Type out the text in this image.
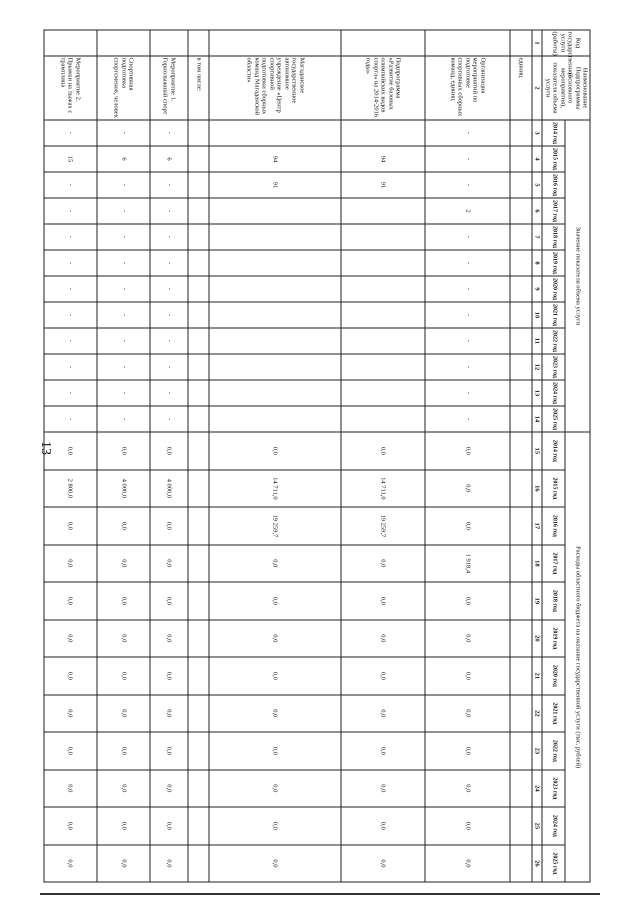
13
Код государственной услуги (работы)	Наименование Подпрограммы (основного мероприятия), показателя объема услуги	Значение показателя объема услуги												Расходы областного бюджета на оказание государственной услуги (тыс. рублей)											
		2014 год	2015 год	2016 год	2017 год	2018 год	2019 год	2020 год	2021 год	2022 год	2023 год	2024 год	2025 год	2014 год	2015 год	2016 год	2017 год	2018 год	2019 год	2020 год	2021 год	2022 год	2023 год	2024 год	2025 год
1	2	3	4	5	6	7	8	9	10	11	12	13	14	15	16	17	18	19	20	21	22	23	24	25	26
	единиц																								
	Организация мероприятий по подготовке спортивных сборных команд, единиц	-	-	-	2	-	-	-	-	-	-	-	-	0,0	0,0	0,0	1 918,4	0,0	0,0	0,0	0,0	0,0	0,0	0,0	0,0
	Подпрограмма «Развитие базовых олимпийских видов спорта» на 2014-2016 годы»		94	91										0,0	14 711,0	19 259,7	0,0	0,0	0,0	0,0	0,0	0,0	0,0	0,0	0,0
	Магаданское государственное автономное учреждение «Центр спортивной подготовки сборных команд Магаданской области»		94	91										0,0	14 711,0	19 259,7	0,0	0,0	0,0	0,0	0,0	0,0	0,0	0,0	0,0
	в том числе:																								
	Мероприятие 1. Горнолыжный спорт	-	6	-	-	-	-	-	-	-	-	-	-	0,0	4 000,0	0,0	0,0	0,0	0,0	0,0	0,0	0,0	0,0	0,0	0,0
	Спортивная подготовка спортсменов, человек	-	6	-	-	-	-	-	-	-	-	-	-	0,0	4 000,0	0,0	0,0	0,0	0,0	0,0	0,0	0,0	0,0	0,0	0,0
	Мероприятие 2. Прыжки на лыжах с трамплина	-	15	-	-	-	-	-	-	-	-	-	-	0,0	2 800,0	0,0	0,0	0,0	0,0	0,0	0,0	0,0	0,0	0,0	0,0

━━━

_Description of the task_.
Reproduce all entries exactly. Pictures do not belong in the copy.

_Completed exercise_.
Type out the text in this image.
13
Код государственной услуги (работы)	Наименование Подпрограммы (основного мероприятия), показателя объема услуги	Значение показателя объема услуги												Расходы областного бюджета на оказание государственной услуги (тыс. рублей)											
		2014 год	2015 год	2016 год	2017 год	2018 год	2019 год	2020 год	2021 год	2022 год	2023 год	2024 год	2025 год	2014 год	2015 год	2016 год	2017 год	2018 год	2019 год	2020 год	2021 год	2022 год	2023 год	2024 год	2025 год
1	2	3	4	5	6	7	8	9	10	11	12	13	14	15	16	17	18	19	20	21	22	23	24	25	26
	единиц																								
	Организация мероприятий по подготовке спортивных сборных команд, единиц	-	-	-	2	-	-	-	-	-	-	-	-	0,0	0,0	0,0	1 918,4	0,0	0,0	0,0	0,0	0,0	0,0	0,0	0,0
	Подпрограмма «Развитие базовых олимпийских видов спорта» на 2014-2016 годы»		94	91										0,0	14 711,0	19 259,7	0,0	0,0	0,0	0,0	0,0	0,0	0,0	0,0	0,0
	Магаданское государственное автономное учреждение «Центр спортивной подготовки сборных команд Магаданской области»		94	91										0,0	14 711,0	19 259,7	0,0	0,0	0,0	0,0	0,0	0,0	0,0	0,0	0,0
	в том числе:																								
	Мероприятие 1. Горнолыжный спорт	-	6	-	-	-	-	-	-	-	-	-	-	0,0	4 000,0	0,0	0,0	0,0	0,0	0,0	0,0	0,0	0,0	0,0	0,0
	Спортивная подготовка спортсменов, человек	-	6	-	-	-	-	-	-	-	-	-	-	0,0	4 000,0	0,0	0,0	0,0	0,0	0,0	0,0	0,0	0,0	0,0	0,0
	Мероприятие 2. Прыжки на лыжах с трамплина	-	15	-	-	-	-	-	-	-	-	-	-	0,0	2 800,0	0,0	0,0	0,0	0,0	0,0	0,0	0,0	0,0	0,0	0,0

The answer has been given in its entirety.